> _YOUR GOAL_
Copy all of the material word for word, except for the pictures.

+++ SOURCE RECORDS +++

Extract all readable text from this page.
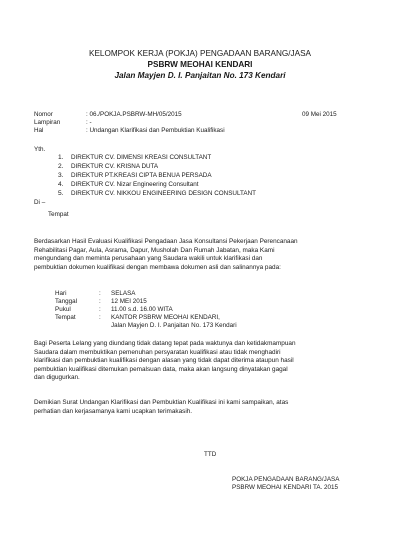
KELOMPOK KERJA (POKJA) PENGADAAN BARANG/JASA
PSBRW MEOHAI KENDARI
Jalan Mayjen D. I. Panjaitan No. 173 Kendari
Nomor	: 06./POKJA.PSBRW-MH/05/2015	09 Mei 2015
Lampiran	: -
Hal	: Undangan Klarifikasi dan Pembuktian Kualifikasi
Yth.
1. DIREKTUR CV. DIMENSI KREASI CONSULTANT
2. DIREKTUR CV. KRISNA DUTA
3. DIREKTUR PT.KREASI CIPTA BENUA PERSADA
4. DIREKTUR CV. Nizar Engineering Consultant
5. DIREKTUR CV. NIKKOU ENGINEERING DESIGN CONSULTANT
Di –
Tempat
Berdasarkan Hasil Evaluasi Kualifikasi Pengadaan Jasa Konsultansi Pekerjaan Perencanaan
Rehabilitasi Pagar, Aula, Asrama, Dapur, Musholah Dan Rumah Jabatan, maka Kami
mengundang dan meminta perusahaan yang Saudara wakili untuk klarifikasi dan
pembuktian dokumen kualifikasi dengan membawa dokumen asli dan salinannya pada:
Hari	: SELASA
Tanggal	: 12 MEI 2015
Pukul	: 11.00 s.d. 16.00 WITA
Tempat	: KANTOR PSBRW MEOHAI KENDARI,
Jalan Mayjen D. I. Panjaitan No. 173 Kendari
Bagi Peserta Lelang yang diundang tidak datang tepat pada waktunya dan ketidakmampuan
Saudara dalam membuktikan pemenuhan persyaratan kualifikasi atau tidak menghadiri
klarifikasi dan pembuktian kualifikasi dengan alasan yang tidak dapat diterima ataupun hasil
pembuktian kualifikasi ditemukan pemalsuan data, maka akan langsung dinyatakan gagal
dan digugurkan.
Demikian Surat Undangan Klarifikasi dan Pembuktian Kualifikasi ini kami sampaikan, atas
perhatian dan kerjasamanya kami ucapkan terimakasih.
TTD
POKJA PENGADAAN BARANG/JASA
PSBRW MEOHAI KENDARI TA. 2015
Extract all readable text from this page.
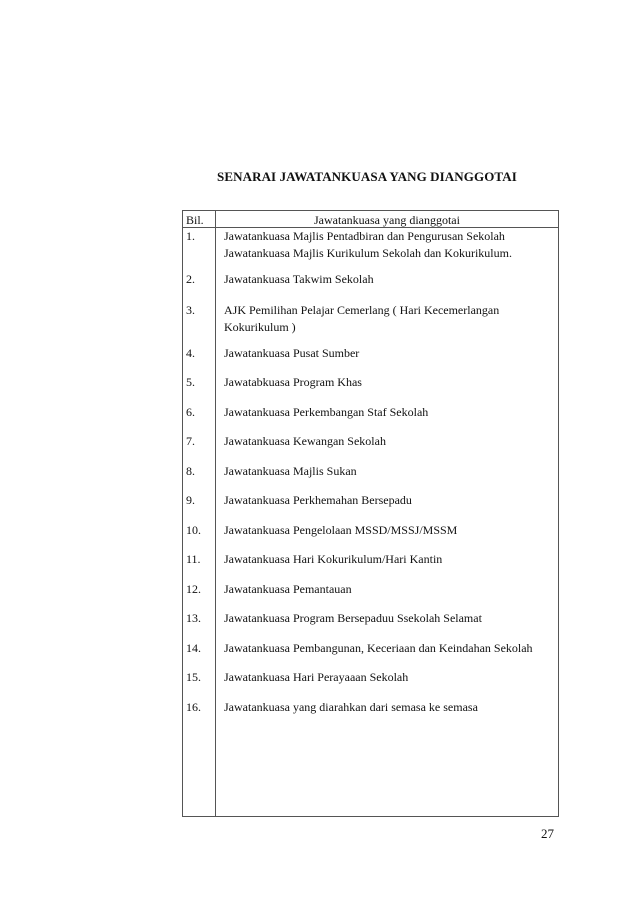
SENARAI JAWATANKUASA YANG DIANGGOTAI
Bil.	Jawatankuasa yang dianggotai
1. Jawatankuasa Majlis Pentadbiran dan Pengurusan Sekolah
Jawatankuasa Majlis Kurikulum Sekolah dan Kokurikulum.
2. Jawatankuasa Takwim Sekolah
3. AJK Pemilihan Pelajar Cemerlang ( Hari Kecemerlangan
Kokurikulum )
4. Jawatankuasa Pusat Sumber
5. Jawatabkuasa Program Khas
6. Jawatankuasa Perkembangan Staf Sekolah
7. Jawatankuasa Kewangan Sekolah
8. Jawatankuasa Majlis Sukan
9. Jawatankuasa Perkhemahan Bersepadu
10. Jawatankuasa Pengelolaan MSSD/MSSJ/MSSM
11. Jawatankuasa Hari Kokurikulum/Hari Kantin
12. Jawatankuasa Pemantauan
13. Jawatankuasa Program Bersepaduu Ssekolah Selamat
14. Jawatankuasa Pembangunan, Keceriaan dan Keindahan Sekolah
15. Jawatankuasa Hari Perayaaan Sekolah
16. Jawatankuasa yang diarahkan dari semasa ke semasa
27
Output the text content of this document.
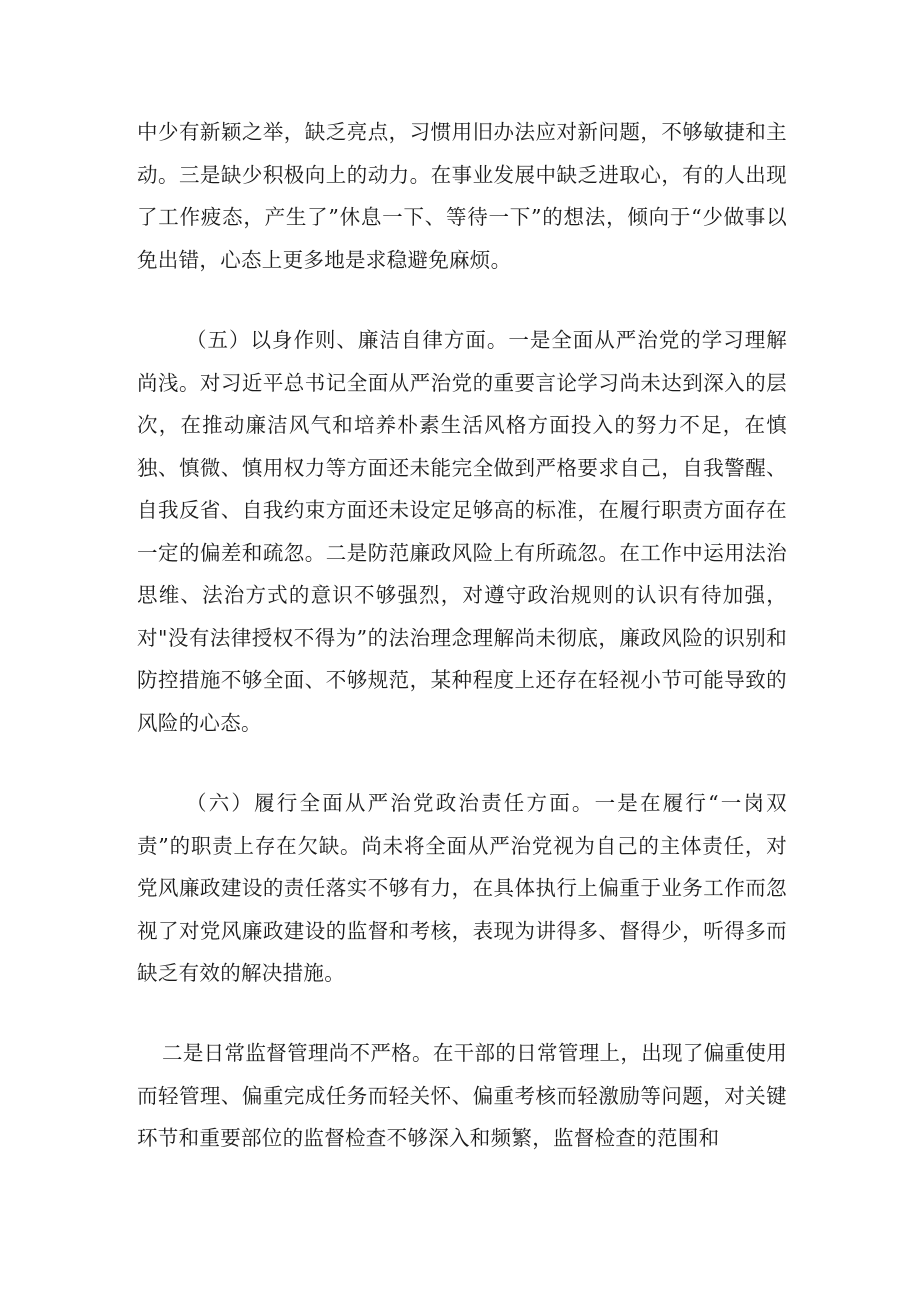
中少有新颖之举，缺乏亮点，习惯用旧办法应对新问题，不够敏捷和主动。三是缺少积极向上的动力。在事业发展中缺乏进取心，有的人出现了工作疲态，产生了”休息一下、等待一下”的想法，倾向于“少做事以免出错，心态上更多地是求稳避免麻烦。

（五）以身作则、廉洁自律方面。一是全面从严治党的学习理解尚浅。对习近平总书记全面从严治党的重要言论学习尚未达到深入的层次，在推动廉洁风气和培养朴素生活风格方面投入的努力不足，在慎独、慎微、慎用权力等方面还未能完全做到严格要求自己，自我警醒、自我反省、自我约束方面还未设定足够高的标准，在履行职责方面存在一定的偏差和疏忽。二是防范廉政风险上有所疏忽。在工作中运用法治思维、法治方式的意识不够强烈，对遵守政治规则的认识有待加强，对"没有法律授权不得为”的法治理念理解尚未彻底，廉政风险的识别和防控措施不够全面、不够规范，某种程度上还存在轻视小节可能导致的风险的心态。

（六）履行全面从严治党政治责任方面。一是在履行“一岗双责”的职责上存在欠缺。尚未将全面从严治党视为自己的主体责任，对党风廉政建设的责任落实不够有力，在具体执行上偏重于业务工作而忽视了对党风廉政建设的监督和考核，表现为讲得多、督得少，听得多而缺乏有效的解决措施。

二是日常监督管理尚不严格。在干部的日常管理上，出现了偏重使用而轻管理、偏重完成任务而轻关怀、偏重考核而轻激励等问题，对关键环节和重要部位的监督检查不够深入和频繁，监督检查的范围和
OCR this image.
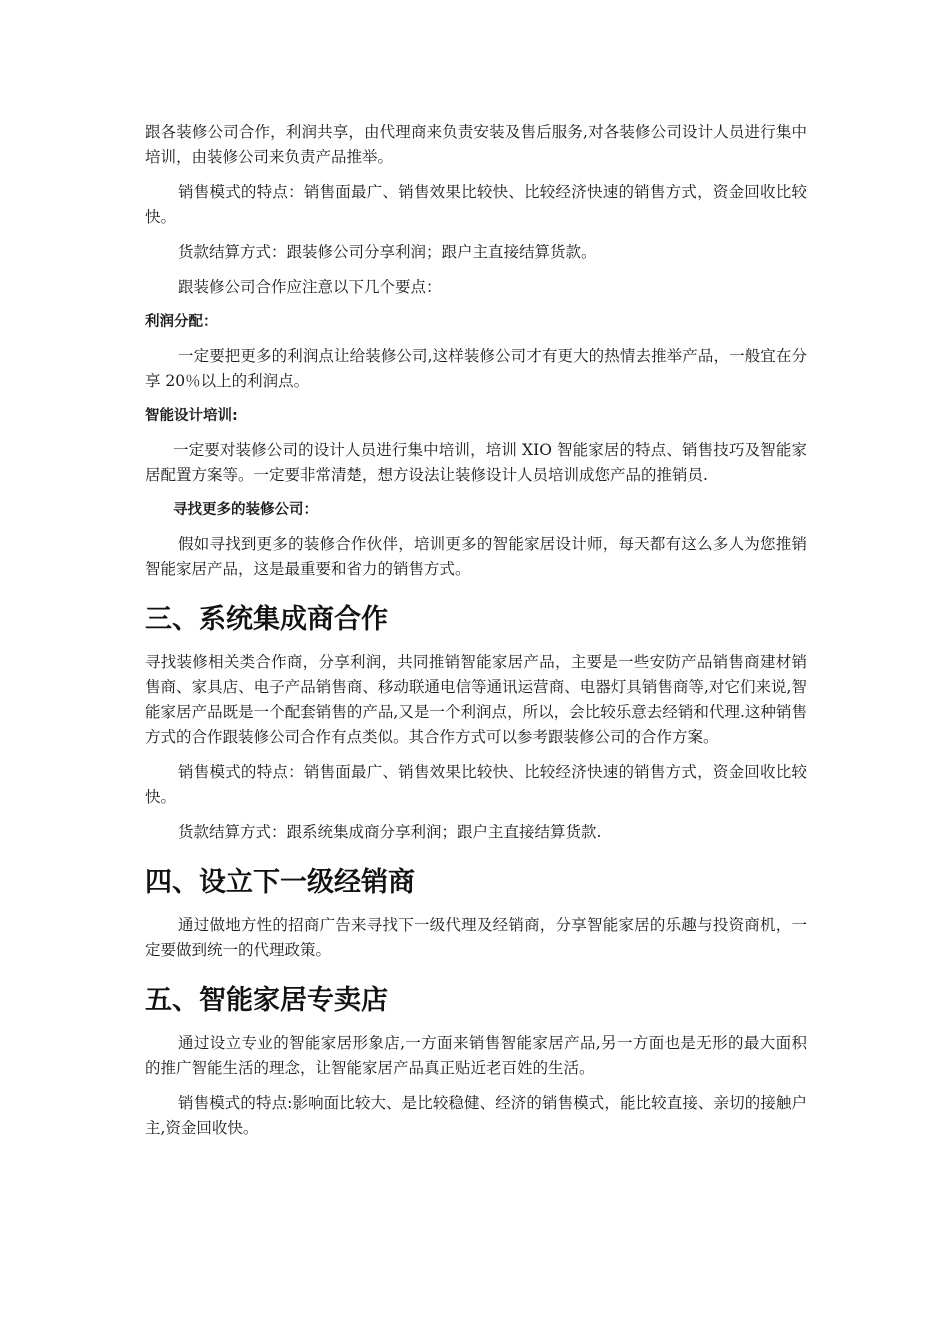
跟各装修公司合作，利润共享，由代理商来负责安装及售后服务,对各装修公司设计人员进行集中培训，由装修公司来负责产品推举。

销售模式的特点：销售面最广、销售效果比较快、比较经济快速的销售方式，资金回收比较快。

货款结算方式：跟装修公司分享利润；跟户主直接结算货款。

跟装修公司合作应注意以下几个要点：

利润分配：

一定要把更多的利润点让给装修公司,这样装修公司才有更大的热情去推举产品，一般宜在分享 20％以上的利润点。

智能设计培训:

一定要对装修公司的设计人员进行集中培训，培训 XIO 智能家居的特点、销售技巧及智能家居配置方案等。一定要非常清楚，想方设法让装修设计人员培训成您产品的推销员.

寻找更多的装修公司：

假如寻找到更多的装修合作伙伴，培训更多的智能家居设计师，每天都有这么多人为您推销智能家居产品，这是最重要和省力的销售方式。

三、系统集成商合作

寻找装修相关类合作商，分享利润，共同推销智能家居产品，主要是一些安防产品销售商建材销售商、家具店、电子产品销售商、移动联通电信等通讯运营商、电器灯具销售商等,对它们来说,智能家居产品既是一个配套销售的产品,又是一个利润点，所以，会比较乐意去经销和代理.这种销售方式的合作跟装修公司合作有点类似。其合作方式可以参考跟装修公司的合作方案。

销售模式的特点：销售面最广、销售效果比较快、比较经济快速的销售方式，资金回收比较快。

货款结算方式：跟系统集成商分享利润；跟户主直接结算货款.

四、设立下一级经销商

通过做地方性的招商广告来寻找下一级代理及经销商，分享智能家居的乐趣与投资商机，一定要做到统一的代理政策。

五、智能家居专卖店

通过设立专业的智能家居形象店,一方面来销售智能家居产品,另一方面也是无形的最大面积的推广智能生活的理念，让智能家居产品真正贴近老百姓的生活。

销售模式的特点:影响面比较大、是比较稳健、经济的销售模式，能比较直接、亲切的接触户主,资金回收快。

+++

> _RESULT_
Extract all readable text from this page.
KELOMPOK KERJA (POKJA) PENGADAAN BARANG/JASA
PSBRW MEOHAI KENDARI
Jalan Mayjen D. I. Panjaitan No. 173 Kendari
Nomor	: 06./POKJA.PSBRW-MH/05/2015	09 Mei 2015
Lampiran	: -
Hal	: Undangan Klarifikasi dan Pembuktian Kualifikasi
Yth.
1. DIREKTUR CV. DIMENSI KREASI CONSULTANT
2. DIREKTUR CV. KRISNA DUTA
3. DIREKTUR PT.KREASI CIPTA BENUA PERSADA
4. DIREKTUR CV. Nizar Engineering Consultant
5. DIREKTUR CV. NIKKOU ENGINEERING DESIGN CONSULTANT
Di –
Tempat
Berdasarkan Hasil Evaluasi Kualifikasi Pengadaan Jasa Konsultansi Pekerjaan Perencanaan
Rehabilitasi Pagar, Aula, Asrama, Dapur, Musholah Dan Rumah Jabatan, maka Kami
mengundang dan meminta perusahaan yang Saudara wakili untuk klarifikasi dan
pembuktian dokumen kualifikasi dengan membawa dokumen asli dan salinannya pada:
Hari	: SELASA
Tanggal	: 12 MEI 2015
Pukul	: 11.00 s.d. 16.00 WITA
Tempat	: KANTOR PSBRW MEOHAI KENDARI,
Jalan Mayjen D. I. Panjaitan No. 173 Kendari
Bagi Peserta Lelang yang diundang tidak datang tepat pada waktunya dan ketidakmampuan
Saudara dalam membuktikan pemenuhan persyaratan kualifikasi atau tidak menghadiri
klarifikasi dan pembuktian kualifikasi dengan alasan yang tidak dapat diterima ataupun hasil
pembuktian kualifikasi ditemukan pemalsuan data, maka akan langsung dinyatakan gagal
dan digugurkan.
Demikian Surat Undangan Klarifikasi dan Pembuktian Kualifikasi ini kami sampaikan, atas
perhatian dan kerjasamanya kami ucapkan terimakasih.
TTD
POKJA PENGADAAN BARANG/JASA
PSBRW MEOHAI KENDARI TA. 2015
Extract all readable text from this page.
SENARAI JAWATANKUASA YANG DIANGGOTAI
Bil.	Jawatankuasa yang dianggotai
1. Jawatankuasa Majlis Pentadbiran dan Pengurusan Sekolah
Jawatankuasa Majlis Kurikulum Sekolah dan Kokurikulum.
2. Jawatankuasa Takwim Sekolah
3. AJK Pemilihan Pelajar Cemerlang ( Hari Kecemerlangan
Kokurikulum )
4. Jawatankuasa Pusat Sumber
5. Jawatabkuasa Program Khas
6. Jawatankuasa Perkembangan Staf Sekolah
7. Jawatankuasa Kewangan Sekolah
8. Jawatankuasa Majlis Sukan
9. Jawatankuasa Perkhemahan Bersepadu
10. Jawatankuasa Pengelolaan MSSD/MSSJ/MSSM
11. Jawatankuasa Hari Kokurikulum/Hari Kantin
12. Jawatankuasa Pemantauan
13. Jawatankuasa Program Bersepaduu Ssekolah Selamat
14. Jawatankuasa Pembangunan, Keceriaan dan Keindahan Sekolah
15. Jawatankuasa Hari Perayaaan Sekolah
16. Jawatankuasa yang diarahkan dari semasa ke semasa
27
Output the text content of this document.
中少有新颖之举，缺乏亮点，习惯用旧办法应对新问题，不够敏捷和主动。三是缺少积极向上的动力。在事业发展中缺乏进取心，有的人出现了工作疲态，产生了”休息一下、等待一下”的想法，倾向于“少做事以免出错，心态上更多地是求稳避免麻烦。

（五）以身作则、廉洁自律方面。一是全面从严治党的学习理解尚浅。对习近平总书记全面从严治党的重要言论学习尚未达到深入的层次，在推动廉洁风气和培养朴素生活风格方面投入的努力不足，在慎独、慎微、慎用权力等方面还未能完全做到严格要求自己，自我警醒、自我反省、自我约束方面还未设定足够高的标准，在履行职责方面存在一定的偏差和疏忽。二是防范廉政风险上有所疏忽。在工作中运用法治思维、法治方式的意识不够强烈，对遵守政治规则的认识有待加强，对"没有法律授权不得为”的法治理念理解尚未彻底，廉政风险的识别和防控措施不够全面、不够规范，某种程度上还存在轻视小节可能导致的风险的心态。

（六）履行全面从严治党政治责任方面。一是在履行“一岗双责”的职责上存在欠缺。尚未将全面从严治党视为自己的主体责任，对党风廉政建设的责任落实不够有力，在具体执行上偏重于业务工作而忽视了对党风廉政建设的监督和考核，表现为讲得多、督得少，听得多而缺乏有效的解决措施。

二是日常监督管理尚不严格。在干部的日常管理上，出现了偏重使用而轻管理、偏重完成任务而轻关怀、偏重考核而轻激励等问题，对关键环节和重要部位的监督检查不够深入和频繁，监督检查的范围和
OCR this image.
跟各装修公司合作，利润共享，由代理商来负责安装及售后服务,对各装修公司设计人员进行集中培训，由装修公司来负责产品推举。

销售模式的特点：销售面最广、销售效果比较快、比较经济快速的销售方式，资金回收比较快。

货款结算方式：跟装修公司分享利润；跟户主直接结算货款。

跟装修公司合作应注意以下几个要点：

利润分配：

一定要把更多的利润点让给装修公司,这样装修公司才有更大的热情去推举产品，一般宜在分享 20％以上的利润点。

智能设计培训:

一定要对装修公司的设计人员进行集中培训，培训 XIO 智能家居的特点、销售技巧及智能家居配置方案等。一定要非常清楚，想方设法让装修设计人员培训成您产品的推销员.

寻找更多的装修公司：

假如寻找到更多的装修合作伙伴，培训更多的智能家居设计师，每天都有这么多人为您推销智能家居产品，这是最重要和省力的销售方式。

三、系统集成商合作

寻找装修相关类合作商，分享利润，共同推销智能家居产品，主要是一些安防产品销售商建材销售商、家具店、电子产品销售商、移动联通电信等通讯运营商、电器灯具销售商等,对它们来说,智能家居产品既是一个配套销售的产品,又是一个利润点，所以，会比较乐意去经销和代理.这种销售方式的合作跟装修公司合作有点类似。其合作方式可以参考跟装修公司的合作方案。

销售模式的特点：销售面最广、销售效果比较快、比较经济快速的销售方式，资金回收比较快。

货款结算方式：跟系统集成商分享利润；跟户主直接结算货款.

四、设立下一级经销商

通过做地方性的招商广告来寻找下一级代理及经销商，分享智能家居的乐趣与投资商机，一定要做到统一的代理政策。

五、智能家居专卖店

通过设立专业的智能家居形象店,一方面来销售智能家居产品,另一方面也是无形的最大面积的推广智能生活的理念，让智能家居产品真正贴近老百姓的生活。

销售模式的特点:影响面比较大、是比较稳健、经济的销售模式，能比较直接、亲切的接触户主,资金回收快。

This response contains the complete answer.